DATASET RECORDS:
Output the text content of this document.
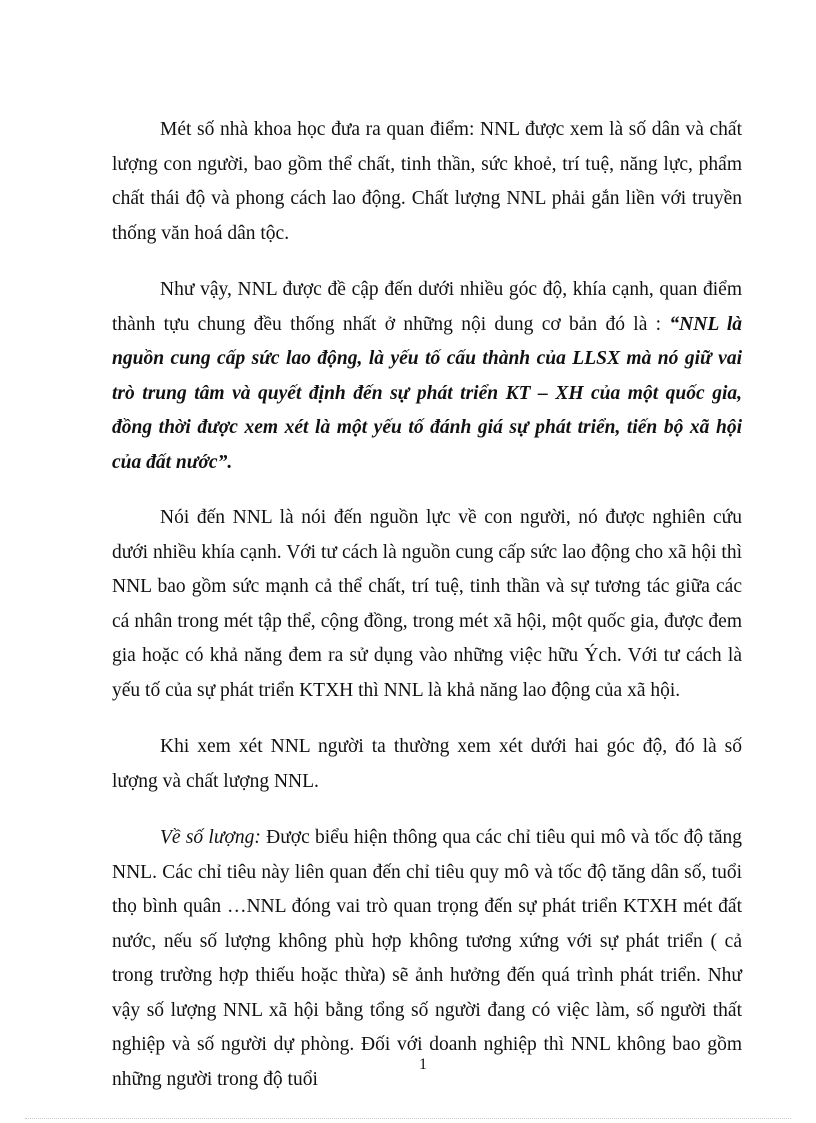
Mét số nhà khoa học đưa ra quan điểm: NNL được xem là số dân và chất lượng con người, bao gồm thể chất, tinh thần, sức khoẻ, trí tuệ, năng lực, phẩm chất thái độ và phong cách lao động. Chất lượng NNL phải gắn liền với truyền thống văn hoá dân tộc.

Như vậy, NNL được đề cập đến dưới nhiều góc độ, khía cạnh, quan điểm thành tựu chung đều thống nhất ở những nội dung cơ bản đó là : “NNL là nguồn cung cấp sức lao động, là yếu tố cấu thành của LLSX mà nó giữ vai trò trung tâm và quyết định đến sự phát triển KT – XH của một quốc gia, đồng thời được xem xét là một yếu tố đánh giá sự phát triển, tiến bộ xã hội của đất nước”.

Nói đến NNL là nói đến nguồn lực về con người, nó được nghiên cứu dưới nhiều khía cạnh. Với tư cách là nguồn cung cấp sức lao động cho xã hội thì NNL bao gồm sức mạnh cả thể chất, trí tuệ, tinh thần và sự tương tác giữa các cá nhân trong mét tập thể, cộng đồng, trong mét xã hội, một quốc gia, được đem gia hoặc có khả năng đem ra sử dụng vào những việc hữu Ých. Với tư cách là yếu tố của sự phát triển KTXH thì NNL là khả năng lao động của xã hội.

Khi xem xét NNL người ta thường xem xét dưới hai góc độ, đó là số lượng và chất lượng NNL.

Về số lượng: Được biểu hiện thông qua các chỉ tiêu qui mô và tốc độ tăng NNL. Các chỉ tiêu này liên quan đến chỉ tiêu quy mô và tốc độ tăng dân số, tuổi thọ bình quân …NNL đóng vai trò quan trọng đến sự phát triển KTXH mét đất nước, nếu số lượng không phù hợp không tương xứng với sự phát triển ( cả trong trường hợp thiếu hoặc thừa) sẽ ảnh hưởng đến quá trình phát triển. Như vậy số lượng NNL xã hội bằng tổng số người đang có việc làm, số người thất nghiệp và số người dự phòng. Đối với doanh nghiệp thì NNL không bao gồm những người trong độ tuổi

1
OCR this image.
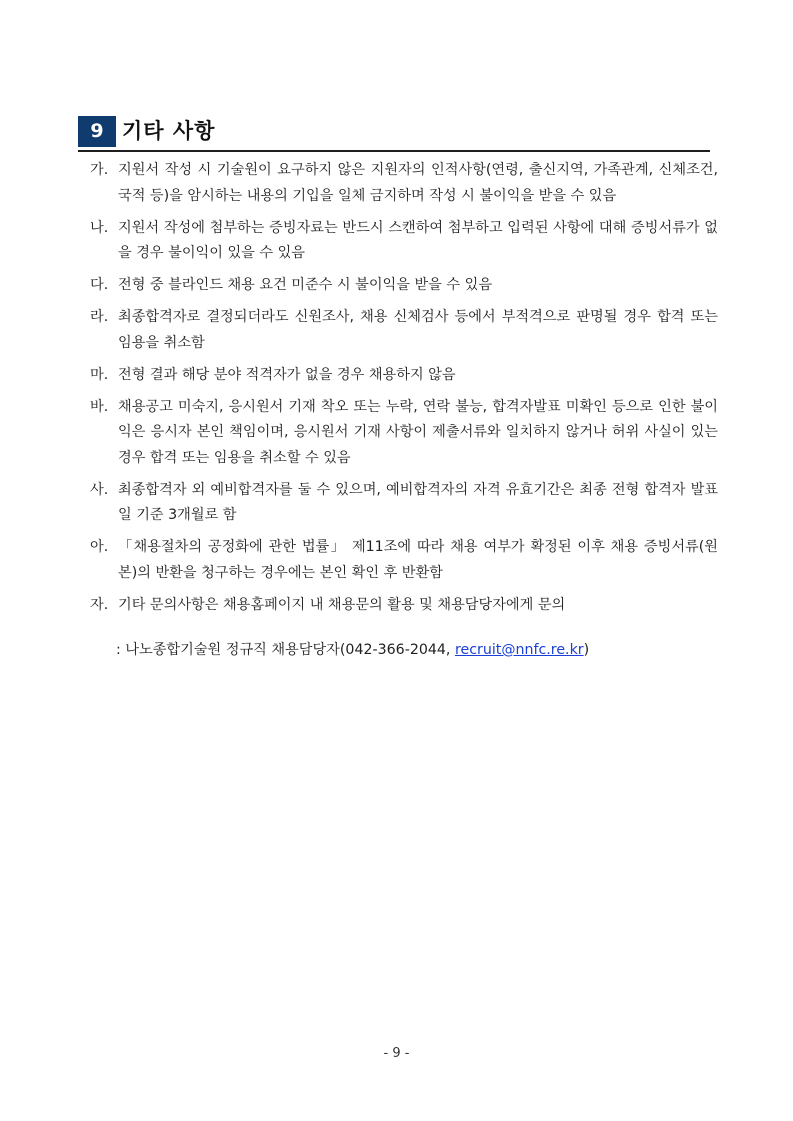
9 기타 사항
가. 지원서 작성 시 기술원이 요구하지 않은 지원자의 인적사항(연령, 출신지역, 가족관계, 신체조건, 국적 등)을 암시하는 내용의 기입을 일체 금지하며 작성 시 불이익을 받을 수 있음
나. 지원서 작성에 첨부하는 증빙자료는 반드시 스캔하여 첨부하고 입력된 사항에 대해 증빙서류가 없을 경우 불이익이 있을 수 있음
다. 전형 중 블라인드 채용 요건 미준수 시 불이익을 받을 수 있음
라. 최종합격자로 결정되더라도 신원조사, 채용 신체검사 등에서 부적격으로 판명될 경우 합격 또는 임용을 취소함
마. 전형 결과 해당 분야 적격자가 없을 경우 채용하지 않음
바. 채용공고 미숙지, 응시원서 기재 착오 또는 누락, 연락 불능, 합격자발표 미확인 등으로 인한 불이익은 응시자 본인 책임이며, 응시원서 기재 사항이 제출서류와 일치하지 않거나 허위 사실이 있는 경우 합격 또는 임용을 취소할 수 있음
사. 최종합격자 외 예비합격자를 둘 수 있으며, 예비합격자의 자격 유효기간은 최종 전형 합격자 발표일 기준 3개월로 함
아. 「채용절차의 공정화에 관한 법률」 제11조에 따라 채용 여부가 확정된 이후 채용 증빙서류(원본)의 반환을 청구하는 경우에는 본인 확인 후 반환함
자. 기타 문의사항은 채용홈페이지 내 채용문의 활용 및 채용담당자에게 문의
: 나노종합기술원 정규직 채용담당자(042-366-2044, recruit@nnfc.re.kr)
- 9 -
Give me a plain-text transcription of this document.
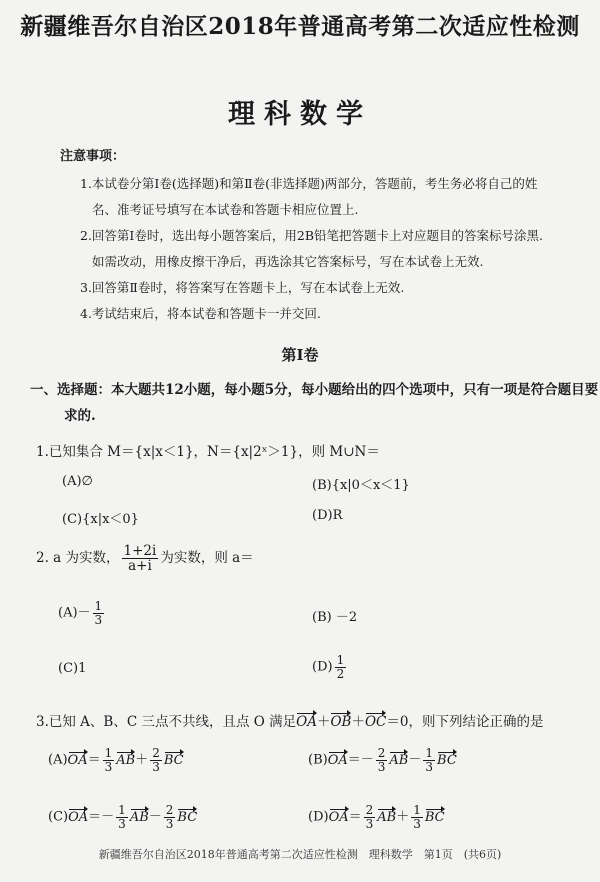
新疆维吾尔自治区2018年普通高考第二次适应性检测
理科数学
注意事项：
1.本试卷分第Ⅰ卷(选择题)和第Ⅱ卷(非选择题)两部分，答题前，考生务必将自己的姓
名、准考证号填写在本试卷和答题卡相应位置上.
2.回答第Ⅰ卷时，选出每小题答案后，用2B铅笔把答题卡上对应题目的答案标号涂黑.
如需改动，用橡皮擦干净后，再选涂其它答案标号，写在本试卷上无效.
3.回答第Ⅱ卷时，将答案写在答题卡上，写在本试卷上无效.
4.考试结束后，将本试卷和答题卡一并交回.
第Ⅰ卷
一、选择题：本大题共12小题，每小题5分，每小题给出的四个选项中，只有一项是符合题目要
求的.
1.已知集合 M＝{x|x＜1}，N＝{x|2ˣ＞1}，则 M∪N＝
(A)∅	(B){x|0＜x＜1}
(C){x|x＜0}	(D)R
2. a 为实数， $\frac{1+2i}{a+i}$ 为实数，则 a＝
$(A)- \frac{1}{3}$	(B) －2
(C)1	$(D) \frac{1}{2}$
3.已知 A、B、C 三点不共线，且点 O 满足OA＋OB＋OC＝0，则下列结论正确的是
$(A)OA= \frac{1}{3} AB+ \frac{2}{3}$ BC	$(B)OA=- \frac{2}{3} AB- \frac{1}{3}$ BC
$(C)OA=- \frac{1}{3} AB- \frac{2}{3}$ BC	$(D)OA= \frac{2}{3} AB+ \frac{1}{3}$ BC
新疆维吾尔自治区2018年普通高考第二次适应性检测　理科数学　第1页　(共6页)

DIRECTIONS FOR THIS TASK: Give the count of lines containing "hoặc", with no added text.

RESPONSE TO THE EXERCISE: 2